Recorded data
★ ★ ★

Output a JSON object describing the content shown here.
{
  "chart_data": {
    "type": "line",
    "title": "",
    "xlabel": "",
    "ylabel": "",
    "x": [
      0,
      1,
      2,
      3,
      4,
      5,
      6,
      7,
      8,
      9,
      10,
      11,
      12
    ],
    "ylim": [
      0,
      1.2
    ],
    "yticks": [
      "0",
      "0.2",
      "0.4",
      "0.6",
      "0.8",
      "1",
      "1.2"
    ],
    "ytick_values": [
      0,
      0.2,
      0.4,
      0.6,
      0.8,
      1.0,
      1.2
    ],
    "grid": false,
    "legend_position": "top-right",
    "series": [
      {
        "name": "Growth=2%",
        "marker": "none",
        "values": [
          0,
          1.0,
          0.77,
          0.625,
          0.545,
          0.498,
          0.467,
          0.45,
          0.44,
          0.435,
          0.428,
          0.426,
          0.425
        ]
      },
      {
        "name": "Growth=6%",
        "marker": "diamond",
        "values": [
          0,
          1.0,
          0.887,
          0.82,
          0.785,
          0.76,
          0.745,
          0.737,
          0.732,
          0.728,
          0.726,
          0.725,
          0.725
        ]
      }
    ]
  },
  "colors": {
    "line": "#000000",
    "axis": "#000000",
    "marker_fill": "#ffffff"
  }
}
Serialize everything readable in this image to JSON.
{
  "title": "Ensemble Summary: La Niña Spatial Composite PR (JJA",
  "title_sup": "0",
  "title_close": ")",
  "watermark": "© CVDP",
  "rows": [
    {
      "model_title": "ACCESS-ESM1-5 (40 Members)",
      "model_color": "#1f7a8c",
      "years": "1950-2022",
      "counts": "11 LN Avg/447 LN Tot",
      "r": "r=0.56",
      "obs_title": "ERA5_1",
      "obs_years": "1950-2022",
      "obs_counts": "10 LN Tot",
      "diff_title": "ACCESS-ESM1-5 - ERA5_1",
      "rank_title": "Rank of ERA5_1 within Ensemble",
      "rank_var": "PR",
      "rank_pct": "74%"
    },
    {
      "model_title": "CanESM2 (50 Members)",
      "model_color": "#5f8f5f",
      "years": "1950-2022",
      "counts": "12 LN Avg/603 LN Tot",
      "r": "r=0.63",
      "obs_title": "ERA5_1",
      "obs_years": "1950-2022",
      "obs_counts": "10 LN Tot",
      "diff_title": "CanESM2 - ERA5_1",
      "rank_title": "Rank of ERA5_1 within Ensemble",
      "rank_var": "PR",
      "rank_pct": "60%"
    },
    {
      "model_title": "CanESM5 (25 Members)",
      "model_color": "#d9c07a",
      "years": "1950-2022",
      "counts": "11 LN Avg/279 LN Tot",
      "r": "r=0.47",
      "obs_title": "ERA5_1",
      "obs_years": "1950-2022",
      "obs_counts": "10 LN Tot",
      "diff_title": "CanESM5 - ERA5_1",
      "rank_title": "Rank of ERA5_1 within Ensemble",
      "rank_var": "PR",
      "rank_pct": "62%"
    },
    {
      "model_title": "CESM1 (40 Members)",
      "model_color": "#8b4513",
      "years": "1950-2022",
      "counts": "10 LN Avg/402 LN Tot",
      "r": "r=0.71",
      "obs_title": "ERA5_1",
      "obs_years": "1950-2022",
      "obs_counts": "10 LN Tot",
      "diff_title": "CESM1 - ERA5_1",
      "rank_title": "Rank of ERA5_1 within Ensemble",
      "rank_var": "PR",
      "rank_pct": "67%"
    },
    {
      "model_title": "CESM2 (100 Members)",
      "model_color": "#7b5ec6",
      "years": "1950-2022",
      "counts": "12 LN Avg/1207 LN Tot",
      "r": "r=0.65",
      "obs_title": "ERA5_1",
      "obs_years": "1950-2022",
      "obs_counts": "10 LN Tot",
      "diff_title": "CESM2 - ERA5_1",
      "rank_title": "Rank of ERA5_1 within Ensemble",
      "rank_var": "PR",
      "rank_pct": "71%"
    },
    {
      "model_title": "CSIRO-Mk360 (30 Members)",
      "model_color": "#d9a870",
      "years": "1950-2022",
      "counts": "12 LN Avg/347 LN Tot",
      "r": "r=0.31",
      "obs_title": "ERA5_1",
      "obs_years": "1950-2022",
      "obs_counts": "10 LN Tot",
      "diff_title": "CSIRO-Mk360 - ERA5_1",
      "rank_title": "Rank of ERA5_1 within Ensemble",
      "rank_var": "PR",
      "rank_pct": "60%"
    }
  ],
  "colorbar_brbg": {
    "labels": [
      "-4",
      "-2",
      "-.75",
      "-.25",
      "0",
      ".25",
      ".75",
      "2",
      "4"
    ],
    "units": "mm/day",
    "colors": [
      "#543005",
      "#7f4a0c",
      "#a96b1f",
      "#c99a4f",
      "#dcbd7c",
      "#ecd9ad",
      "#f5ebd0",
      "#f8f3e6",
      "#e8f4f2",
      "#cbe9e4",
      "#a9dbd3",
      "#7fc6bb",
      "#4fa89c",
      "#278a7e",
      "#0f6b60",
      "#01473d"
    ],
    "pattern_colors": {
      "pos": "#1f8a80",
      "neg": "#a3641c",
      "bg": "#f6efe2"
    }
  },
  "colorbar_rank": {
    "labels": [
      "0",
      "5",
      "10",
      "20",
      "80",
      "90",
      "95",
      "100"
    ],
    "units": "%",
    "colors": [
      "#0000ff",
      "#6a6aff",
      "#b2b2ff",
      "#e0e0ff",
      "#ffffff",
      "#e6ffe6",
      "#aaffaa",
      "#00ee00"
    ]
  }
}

★ ★ ★

> _Directions for this task_: Word for word, write out all of the data above.

> _The solution_:
Output a JSON object describing the content shown here.
{
  "chart_data": {
    "type": "line",
    "title": "",
    "xlabel": "",
    "ylabel": "",
    "x": [
      0,
      1,
      2,
      3,
      4,
      5,
      6,
      7,
      8,
      9,
      10,
      11,
      12
    ],
    "ylim": [
      0,
      1.2
    ],
    "yticks": [
      "0",
      "0.2",
      "0.4",
      "0.6",
      "0.8",
      "1",
      "1.2"
    ],
    "ytick_values": [
      0,
      0.2,
      0.4,
      0.6,
      0.8,
      1.0,
      1.2
    ],
    "grid": false,
    "legend_position": "top-right",
    "series": [
      {
        "name": "Growth=2%",
        "marker": "none",
        "values": [
          0,
          1.0,
          0.77,
          0.625,
          0.545,
          0.498,
          0.467,
          0.45,
          0.44,
          0.435,
          0.428,
          0.426,
          0.425
        ]
      },
      {
        "name": "Growth=6%",
        "marker": "diamond",
        "values": [
          0,
          1.0,
          0.887,
          0.82,
          0.785,
          0.76,
          0.745,
          0.737,
          0.732,
          0.728,
          0.726,
          0.725,
          0.725
        ]
      }
    ]
  },
  "colors": {
    "line": "#000000",
    "axis": "#000000",
    "marker_fill": "#ffffff"
  }
}
Serialize everything readable in this image to JSON.
{
  "title": "Ensemble Summary: La Niña Spatial Composite PR (JJA",
  "title_sup": "0",
  "title_close": ")",
  "watermark": "© CVDP",
  "rows": [
    {
      "model_title": "ACCESS-ESM1-5 (40 Members)",
      "model_color": "#1f7a8c",
      "years": "1950-2022",
      "counts": "11 LN Avg/447 LN Tot",
      "r": "r=0.56",
      "obs_title": "ERA5_1",
      "obs_years": "1950-2022",
      "obs_counts": "10 LN Tot",
      "diff_title": "ACCESS-ESM1-5 - ERA5_1",
      "rank_title": "Rank of ERA5_1 within Ensemble",
      "rank_var": "PR",
      "rank_pct": "74%"
    },
    {
      "model_title": "CanESM2 (50 Members)",
      "model_color": "#5f8f5f",
      "years": "1950-2022",
      "counts": "12 LN Avg/603 LN Tot",
      "r": "r=0.63",
      "obs_title": "ERA5_1",
      "obs_years": "1950-2022",
      "obs_counts": "10 LN Tot",
      "diff_title": "CanESM2 - ERA5_1",
      "rank_title": "Rank of ERA5_1 within Ensemble",
      "rank_var": "PR",
      "rank_pct": "60%"
    },
    {
      "model_title": "CanESM5 (25 Members)",
      "model_color": "#d9c07a",
      "years": "1950-2022",
      "counts": "11 LN Avg/279 LN Tot",
      "r": "r=0.47",
      "obs_title": "ERA5_1",
      "obs_years": "1950-2022",
      "obs_counts": "10 LN Tot",
      "diff_title": "CanESM5 - ERA5_1",
      "rank_title": "Rank of ERA5_1 within Ensemble",
      "rank_var": "PR",
      "rank_pct": "62%"
    },
    {
      "model_title": "CESM1 (40 Members)",
      "model_color": "#8b4513",
      "years": "1950-2022",
      "counts": "10 LN Avg/402 LN Tot",
      "r": "r=0.71",
      "obs_title": "ERA5_1",
      "obs_years": "1950-2022",
      "obs_counts": "10 LN Tot",
      "diff_title": "CESM1 - ERA5_1",
      "rank_title": "Rank of ERA5_1 within Ensemble",
      "rank_var": "PR",
      "rank_pct": "67%"
    },
    {
      "model_title": "CESM2 (100 Members)",
      "model_color": "#7b5ec6",
      "years": "1950-2022",
      "counts": "12 LN Avg/1207 LN Tot",
      "r": "r=0.65",
      "obs_title": "ERA5_1",
      "obs_years": "1950-2022",
      "obs_counts": "10 LN Tot",
      "diff_title": "CESM2 - ERA5_1",
      "rank_title": "Rank of ERA5_1 within Ensemble",
      "rank_var": "PR",
      "rank_pct": "71%"
    },
    {
      "model_title": "CSIRO-Mk360 (30 Members)",
      "model_color": "#d9a870",
      "years": "1950-2022",
      "counts": "12 LN Avg/347 LN Tot",
      "r": "r=0.31",
      "obs_title": "ERA5_1",
      "obs_years": "1950-2022",
      "obs_counts": "10 LN Tot",
      "diff_title": "CSIRO-Mk360 - ERA5_1",
      "rank_title": "Rank of ERA5_1 within Ensemble",
      "rank_var": "PR",
      "rank_pct": "60%"
    }
  ],
  "colorbar_brbg": {
    "labels": [
      "-4",
      "-2",
      "-.75",
      "-.25",
      "0",
      ".25",
      ".75",
      "2",
      "4"
    ],
    "units": "mm/day",
    "colors": [
      "#543005",
      "#7f4a0c",
      "#a96b1f",
      "#c99a4f",
      "#dcbd7c",
      "#ecd9ad",
      "#f5ebd0",
      "#f8f3e6",
      "#e8f4f2",
      "#cbe9e4",
      "#a9dbd3",
      "#7fc6bb",
      "#4fa89c",
      "#278a7e",
      "#0f6b60",
      "#01473d"
    ],
    "pattern_colors": {
      "pos": "#1f8a80",
      "neg": "#a3641c",
      "bg": "#f6efe2"
    }
  },
  "colorbar_rank": {
    "labels": [
      "0",
      "5",
      "10",
      "20",
      "80",
      "90",
      "95",
      "100"
    ],
    "units": "%",
    "colors": [
      "#0000ff",
      "#6a6aff",
      "#b2b2ff",
      "#e0e0ff",
      "#ffffff",
      "#e6ffe6",
      "#aaffaa",
      "#00ee00"
    ]
  }
}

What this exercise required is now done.